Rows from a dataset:
===

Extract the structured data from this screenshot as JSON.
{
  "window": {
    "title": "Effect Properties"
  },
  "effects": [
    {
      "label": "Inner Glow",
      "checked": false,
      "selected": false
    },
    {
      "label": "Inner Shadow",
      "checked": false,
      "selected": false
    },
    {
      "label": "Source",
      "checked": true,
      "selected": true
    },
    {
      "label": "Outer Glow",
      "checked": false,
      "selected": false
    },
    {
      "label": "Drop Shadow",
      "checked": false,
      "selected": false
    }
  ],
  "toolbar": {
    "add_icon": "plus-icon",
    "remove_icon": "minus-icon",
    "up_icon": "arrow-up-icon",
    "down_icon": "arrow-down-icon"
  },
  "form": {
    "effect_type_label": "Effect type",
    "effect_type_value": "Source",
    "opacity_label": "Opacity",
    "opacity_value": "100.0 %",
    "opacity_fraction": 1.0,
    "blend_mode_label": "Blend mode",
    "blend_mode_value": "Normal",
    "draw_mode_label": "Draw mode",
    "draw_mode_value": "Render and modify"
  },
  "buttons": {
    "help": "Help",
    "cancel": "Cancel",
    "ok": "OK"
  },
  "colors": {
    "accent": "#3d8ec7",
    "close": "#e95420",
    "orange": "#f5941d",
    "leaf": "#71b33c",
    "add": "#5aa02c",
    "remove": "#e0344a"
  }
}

===

Exercise:
In the material above, find each line that contains the word "arrow", and select it.

Expected answer:
    "up_icon": "arrow-up-icon",
    "down_icon": "arrow-down-icon"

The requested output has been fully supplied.